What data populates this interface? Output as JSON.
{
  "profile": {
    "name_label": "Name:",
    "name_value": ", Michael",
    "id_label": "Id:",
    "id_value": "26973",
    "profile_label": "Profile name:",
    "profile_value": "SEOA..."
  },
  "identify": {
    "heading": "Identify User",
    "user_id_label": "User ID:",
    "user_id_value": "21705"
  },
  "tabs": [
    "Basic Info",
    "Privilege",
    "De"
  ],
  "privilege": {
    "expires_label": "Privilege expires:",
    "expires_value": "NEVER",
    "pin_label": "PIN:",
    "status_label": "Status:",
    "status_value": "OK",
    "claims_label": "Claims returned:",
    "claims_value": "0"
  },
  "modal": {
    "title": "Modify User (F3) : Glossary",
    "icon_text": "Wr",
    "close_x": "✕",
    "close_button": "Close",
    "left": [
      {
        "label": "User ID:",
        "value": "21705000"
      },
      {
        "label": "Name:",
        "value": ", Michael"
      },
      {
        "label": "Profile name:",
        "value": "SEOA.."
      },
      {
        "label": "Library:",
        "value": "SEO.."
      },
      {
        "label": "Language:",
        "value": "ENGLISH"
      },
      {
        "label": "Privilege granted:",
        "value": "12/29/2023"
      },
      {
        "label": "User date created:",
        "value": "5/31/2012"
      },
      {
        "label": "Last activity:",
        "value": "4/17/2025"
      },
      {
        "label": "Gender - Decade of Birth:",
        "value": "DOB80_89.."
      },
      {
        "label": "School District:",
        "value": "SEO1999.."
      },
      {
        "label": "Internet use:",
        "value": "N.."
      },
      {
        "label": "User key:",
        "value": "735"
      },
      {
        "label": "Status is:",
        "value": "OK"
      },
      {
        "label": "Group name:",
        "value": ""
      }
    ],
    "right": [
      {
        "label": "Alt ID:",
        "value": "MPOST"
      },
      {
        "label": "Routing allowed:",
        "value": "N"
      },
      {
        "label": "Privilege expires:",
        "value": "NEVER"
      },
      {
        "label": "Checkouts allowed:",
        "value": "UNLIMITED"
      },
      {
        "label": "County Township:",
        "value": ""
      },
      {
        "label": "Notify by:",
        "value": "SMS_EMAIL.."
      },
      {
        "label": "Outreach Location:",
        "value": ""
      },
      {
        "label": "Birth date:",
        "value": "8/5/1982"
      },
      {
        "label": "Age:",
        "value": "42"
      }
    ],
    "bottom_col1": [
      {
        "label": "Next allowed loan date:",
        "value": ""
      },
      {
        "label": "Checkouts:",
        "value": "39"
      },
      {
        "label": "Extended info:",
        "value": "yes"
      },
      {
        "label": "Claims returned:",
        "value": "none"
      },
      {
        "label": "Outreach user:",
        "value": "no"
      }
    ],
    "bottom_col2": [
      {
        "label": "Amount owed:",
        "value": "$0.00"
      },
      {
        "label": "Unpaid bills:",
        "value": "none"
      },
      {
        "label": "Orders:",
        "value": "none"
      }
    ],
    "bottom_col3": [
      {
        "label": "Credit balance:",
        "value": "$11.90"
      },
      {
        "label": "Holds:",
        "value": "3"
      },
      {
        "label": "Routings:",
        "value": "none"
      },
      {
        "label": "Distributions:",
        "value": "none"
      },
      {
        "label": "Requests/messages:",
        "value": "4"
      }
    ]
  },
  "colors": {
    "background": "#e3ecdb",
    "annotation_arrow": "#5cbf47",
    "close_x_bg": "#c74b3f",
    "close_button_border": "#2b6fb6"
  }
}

Do this: Within the data above, count the lines that contain the string "Outreach"; the reply is the number alone.

Response: 2